=== Material supplied ===
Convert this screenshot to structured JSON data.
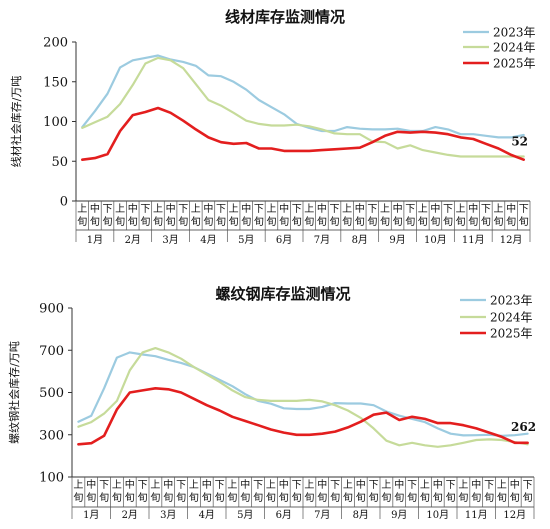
{
  "chart_data": [
    {
      "type": "line",
      "title": "线材库存监测情况",
      "ylabel": "线材社会库存/万吨",
      "ylim": [
        0,
        200
      ],
      "yticks": [
        0,
        50,
        100,
        150,
        200
      ],
      "legend_position": "top-right",
      "months": [
        "1月",
        "2月",
        "3月",
        "4月",
        "5月",
        "6月",
        "7月",
        "8月",
        "9月",
        "10月",
        "11月",
        "12月"
      ],
      "periods": [
        "上旬",
        "中旬",
        "下旬"
      ],
      "end_label": "52",
      "series": [
        {
          "name": "2023年",
          "color": "#9ccbe0",
          "values": [
            93,
            113,
            135,
            168,
            177,
            180,
            183,
            178,
            175,
            170,
            158,
            157,
            150,
            140,
            127,
            118,
            109,
            97,
            92,
            88,
            88,
            93,
            91,
            90,
            90,
            91,
            88,
            88,
            93,
            90,
            84,
            84,
            82,
            80,
            80,
            83
          ]
        },
        {
          "name": "2024年",
          "color": "#c6db9a",
          "values": [
            92,
            99,
            106,
            122,
            146,
            173,
            180,
            177,
            167,
            147,
            127,
            120,
            111,
            101,
            97,
            95,
            95,
            96,
            94,
            90,
            85,
            84,
            84,
            75,
            74,
            66,
            70,
            64,
            61,
            58,
            56,
            56,
            56,
            56,
            56,
            56
          ]
        },
        {
          "name": "2025年",
          "color": "#e31e1e",
          "values": [
            52,
            54,
            59,
            88,
            108,
            112,
            117,
            111,
            101,
            90,
            80,
            74,
            72,
            73,
            66,
            66,
            63,
            63,
            63,
            64,
            65,
            66,
            67,
            74,
            82,
            87,
            86,
            87,
            86,
            84,
            80,
            78,
            72,
            66,
            58,
            52
          ]
        }
      ]
    },
    {
      "type": "line",
      "title": "螺纹钢库存监测情况",
      "ylabel": "螺纹钢社会库存/万吨",
      "ylim": [
        100,
        900
      ],
      "yticks": [
        100,
        300,
        500,
        700,
        900
      ],
      "legend_position": "top-right",
      "months": [
        "1月",
        "2月",
        "3月",
        "4月",
        "5月",
        "6月",
        "7月",
        "8月",
        "9月",
        "10月",
        "11月",
        "12月"
      ],
      "periods": [
        "上旬",
        "中旬",
        "下旬"
      ],
      "end_label": "262",
      "series": [
        {
          "name": "2023年",
          "color": "#9ccbe0",
          "values": [
            362,
            390,
            520,
            665,
            690,
            680,
            672,
            655,
            640,
            620,
            590,
            560,
            530,
            492,
            460,
            447,
            425,
            422,
            422,
            432,
            450,
            448,
            448,
            440,
            410,
            390,
            375,
            360,
            330,
            305,
            297,
            298,
            300,
            295,
            298,
            305
          ]
        },
        {
          "name": "2024年",
          "color": "#c6db9a",
          "values": [
            338,
            360,
            400,
            460,
            605,
            690,
            710,
            690,
            660,
            620,
            585,
            550,
            510,
            478,
            465,
            460,
            460,
            460,
            465,
            458,
            440,
            415,
            380,
            330,
            272,
            250,
            262,
            250,
            243,
            250,
            262,
            275,
            278,
            275,
            265,
            255
          ]
        },
        {
          "name": "2025年",
          "color": "#e31e1e",
          "values": [
            255,
            260,
            295,
            420,
            500,
            510,
            520,
            515,
            500,
            470,
            440,
            415,
            385,
            365,
            345,
            325,
            310,
            300,
            300,
            305,
            315,
            335,
            362,
            395,
            405,
            370,
            385,
            375,
            355,
            355,
            345,
            330,
            310,
            290,
            262,
            262
          ]
        }
      ]
    }
  ]
}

=== What you need to do ===
Output the material word for word, omitting its pictures.

=== Response below ===
Convert this screenshot to structured JSON data.
{
  "chart_data": [
    {
      "type": "line",
      "title": "线材库存监测情况",
      "ylabel": "线材社会库存/万吨",
      "ylim": [
        0,
        200
      ],
      "yticks": [
        0,
        50,
        100,
        150,
        200
      ],
      "legend_position": "top-right",
      "months": [
        "1月",
        "2月",
        "3月",
        "4月",
        "5月",
        "6月",
        "7月",
        "8月",
        "9月",
        "10月",
        "11月",
        "12月"
      ],
      "periods": [
        "上旬",
        "中旬",
        "下旬"
      ],
      "end_label": "52",
      "series": [
        {
          "name": "2023年",
          "color": "#9ccbe0",
          "values": [
            93,
            113,
            135,
            168,
            177,
            180,
            183,
            178,
            175,
            170,
            158,
            157,
            150,
            140,
            127,
            118,
            109,
            97,
            92,
            88,
            88,
            93,
            91,
            90,
            90,
            91,
            88,
            88,
            93,
            90,
            84,
            84,
            82,
            80,
            80,
            83
          ]
        },
        {
          "name": "2024年",
          "color": "#c6db9a",
          "values": [
            92,
            99,
            106,
            122,
            146,
            173,
            180,
            177,
            167,
            147,
            127,
            120,
            111,
            101,
            97,
            95,
            95,
            96,
            94,
            90,
            85,
            84,
            84,
            75,
            74,
            66,
            70,
            64,
            61,
            58,
            56,
            56,
            56,
            56,
            56,
            56
          ]
        },
        {
          "name": "2025年",
          "color": "#e31e1e",
          "values": [
            52,
            54,
            59,
            88,
            108,
            112,
            117,
            111,
            101,
            90,
            80,
            74,
            72,
            73,
            66,
            66,
            63,
            63,
            63,
            64,
            65,
            66,
            67,
            74,
            82,
            87,
            86,
            87,
            86,
            84,
            80,
            78,
            72,
            66,
            58,
            52
          ]
        }
      ]
    },
    {
      "type": "line",
      "title": "螺纹钢库存监测情况",
      "ylabel": "螺纹钢社会库存/万吨",
      "ylim": [
        100,
        900
      ],
      "yticks": [
        100,
        300,
        500,
        700,
        900
      ],
      "legend_position": "top-right",
      "months": [
        "1月",
        "2月",
        "3月",
        "4月",
        "5月",
        "6月",
        "7月",
        "8月",
        "9月",
        "10月",
        "11月",
        "12月"
      ],
      "periods": [
        "上旬",
        "中旬",
        "下旬"
      ],
      "end_label": "262",
      "series": [
        {
          "name": "2023年",
          "color": "#9ccbe0",
          "values": [
            362,
            390,
            520,
            665,
            690,
            680,
            672,
            655,
            640,
            620,
            590,
            560,
            530,
            492,
            460,
            447,
            425,
            422,
            422,
            432,
            450,
            448,
            448,
            440,
            410,
            390,
            375,
            360,
            330,
            305,
            297,
            298,
            300,
            295,
            298,
            305
          ]
        },
        {
          "name": "2024年",
          "color": "#c6db9a",
          "values": [
            338,
            360,
            400,
            460,
            605,
            690,
            710,
            690,
            660,
            620,
            585,
            550,
            510,
            478,
            465,
            460,
            460,
            460,
            465,
            458,
            440,
            415,
            380,
            330,
            272,
            250,
            262,
            250,
            243,
            250,
            262,
            275,
            278,
            275,
            265,
            255
          ]
        },
        {
          "name": "2025年",
          "color": "#e31e1e",
          "values": [
            255,
            260,
            295,
            420,
            500,
            510,
            520,
            515,
            500,
            470,
            440,
            415,
            385,
            365,
            345,
            325,
            310,
            300,
            300,
            305,
            315,
            335,
            362,
            395,
            405,
            370,
            385,
            375,
            355,
            355,
            345,
            330,
            310,
            290,
            262,
            262
          ]
        }
      ]
    }
  ]
}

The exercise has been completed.